--- Task instructions ---
Apart from the images, every record below must be given again without alteration.
BEGIN Records for the task
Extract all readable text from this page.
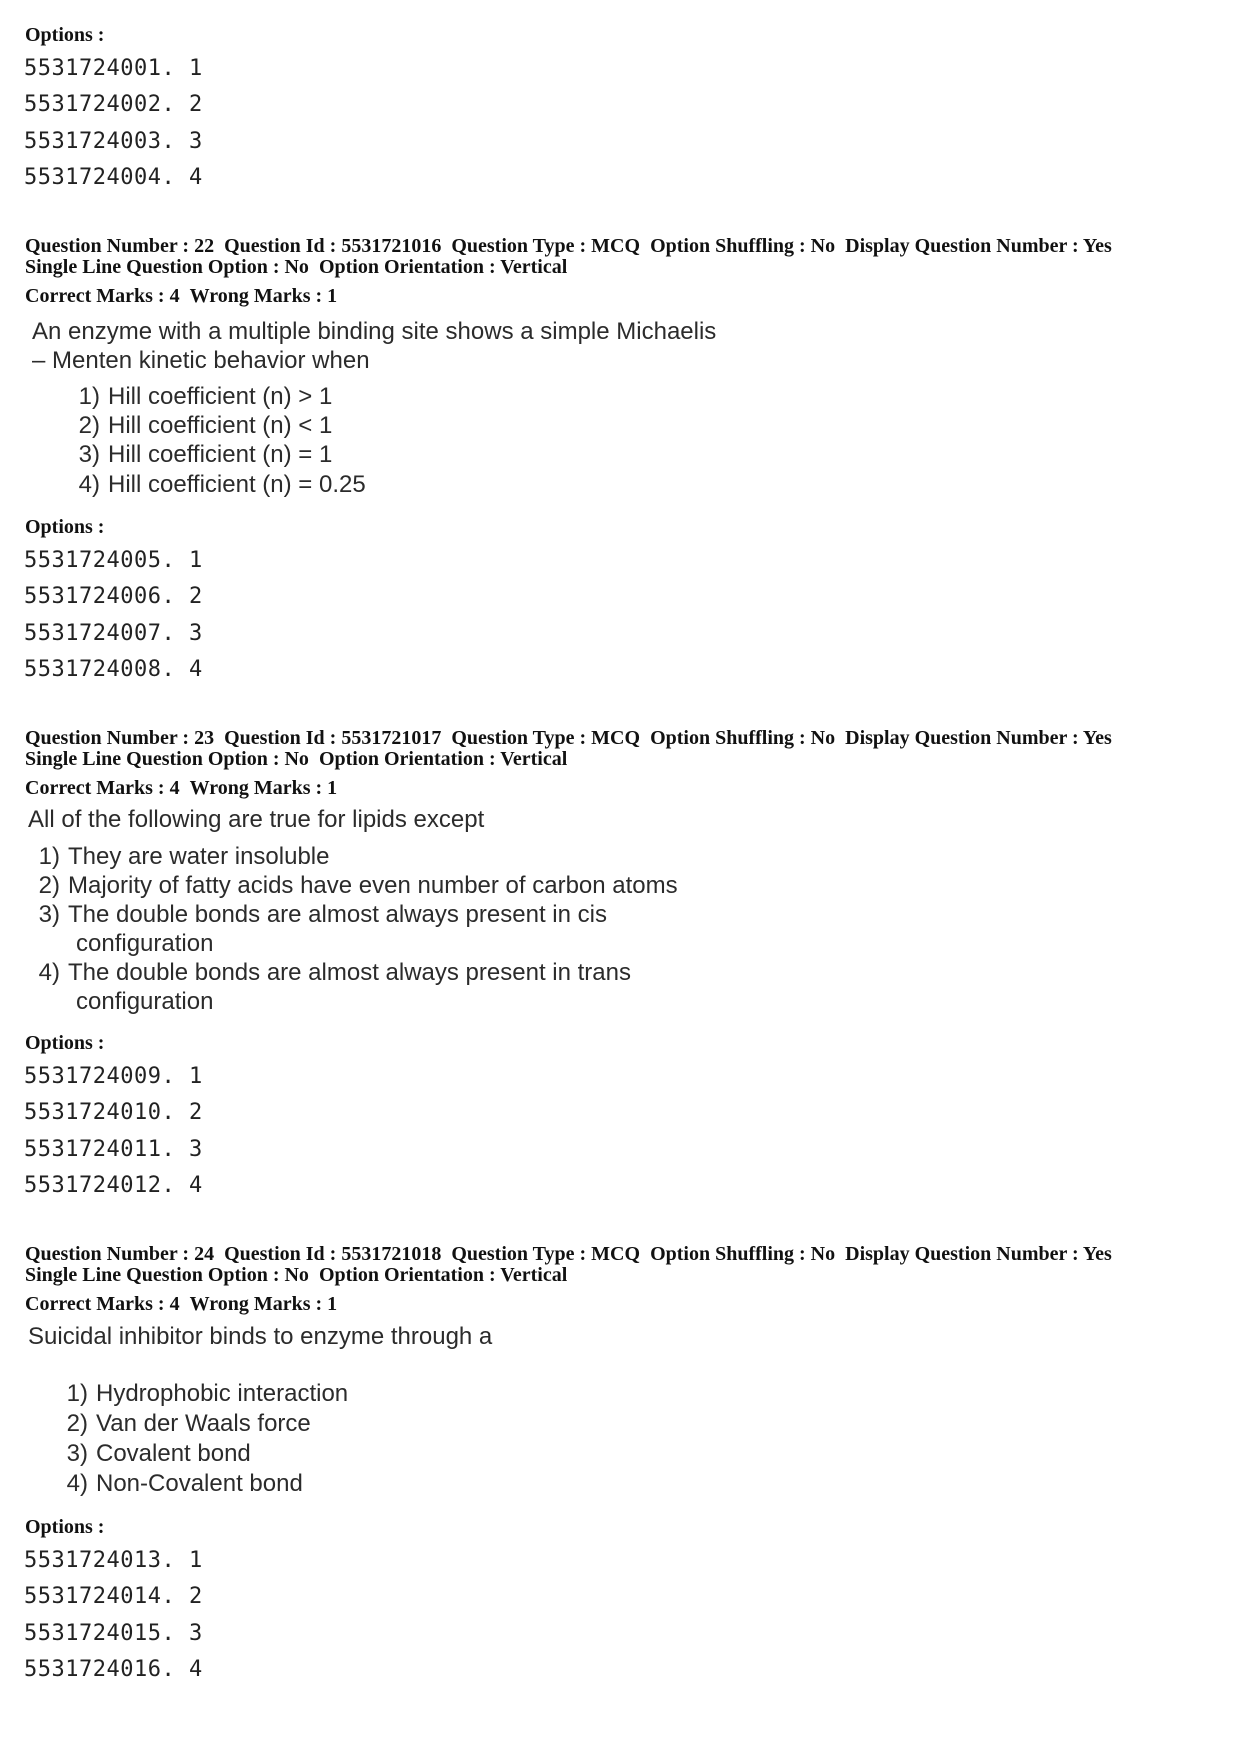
Options :
5531724001. 1
5531724002. 2
5531724003. 3
5531724004. 4
Question Number : 22 Question Id : 5531721016 Question Type : MCQ Option Shuffling : No Display Question Number : Yes
Single Line Question Option : No Option Orientation : Vertical
Correct Marks : 4 Wrong Marks : 1
An enzyme with a multiple binding site shows a simple Michaelis
– Menten kinetic behavior when
1) Hill coefficient (n) > 1
2) Hill coefficient (n) < 1
3) Hill coefficient (n) = 1
4) Hill coefficient (n) = 0.25
Options :
5531724005. 1
5531724006. 2
5531724007. 3
5531724008. 4
Question Number : 23 Question Id : 5531721017 Question Type : MCQ Option Shuffling : No Display Question Number : Yes
Single Line Question Option : No Option Orientation : Vertical
Correct Marks : 4 Wrong Marks : 1
All of the following are true for lipids except
1) They are water insoluble
2) Majority of fatty acids have even number of carbon atoms
3) The double bonds are almost always present in cis
configuration
4) The double bonds are almost always present in trans
configuration
Options :
5531724009. 1
5531724010. 2
5531724011. 3
5531724012. 4
Question Number : 24 Question Id : 5531721018 Question Type : MCQ Option Shuffling : No Display Question Number : Yes
Single Line Question Option : No Option Orientation : Vertical
Correct Marks : 4 Wrong Marks : 1
Suicidal inhibitor binds to enzyme through a
1) Hydrophobic interaction
2) Van der Waals force
3) Covalent bond
4) Non-Covalent bond
Options :
5531724013. 1
5531724014. 2
5531724015. 3
5531724016. 4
END Records for the task
--- Your solution ---
Extract all readable text from this page.
Options :
5531724001. 1
5531724002. 2
5531724003. 3
5531724004. 4
Question Number : 22 Question Id : 5531721016 Question Type : MCQ Option Shuffling : No Display Question Number : Yes
Single Line Question Option : No Option Orientation : Vertical
Correct Marks : 4 Wrong Marks : 1
An enzyme with a multiple binding site shows a simple Michaelis
– Menten kinetic behavior when
1) Hill coefficient (n) > 1
2) Hill coefficient (n) < 1
3) Hill coefficient (n) = 1
4) Hill coefficient (n) = 0.25
Options :
5531724005. 1
5531724006. 2
5531724007. 3
5531724008. 4
Question Number : 23 Question Id : 5531721017 Question Type : MCQ Option Shuffling : No Display Question Number : Yes
Single Line Question Option : No Option Orientation : Vertical
Correct Marks : 4 Wrong Marks : 1
All of the following are true for lipids except
1) They are water insoluble
2) Majority of fatty acids have even number of carbon atoms
3) The double bonds are almost always present in cis
configuration
4) The double bonds are almost always present in trans
configuration
Options :
5531724009. 1
5531724010. 2
5531724011. 3
5531724012. 4
Question Number : 24 Question Id : 5531721018 Question Type : MCQ Option Shuffling : No Display Question Number : Yes
Single Line Question Option : No Option Orientation : Vertical
Correct Marks : 4 Wrong Marks : 1
Suicidal inhibitor binds to enzyme through a
1) Hydrophobic interaction
2) Van der Waals force
3) Covalent bond
4) Non-Covalent bond
Options :
5531724013. 1
5531724014. 2
5531724015. 3
5531724016. 4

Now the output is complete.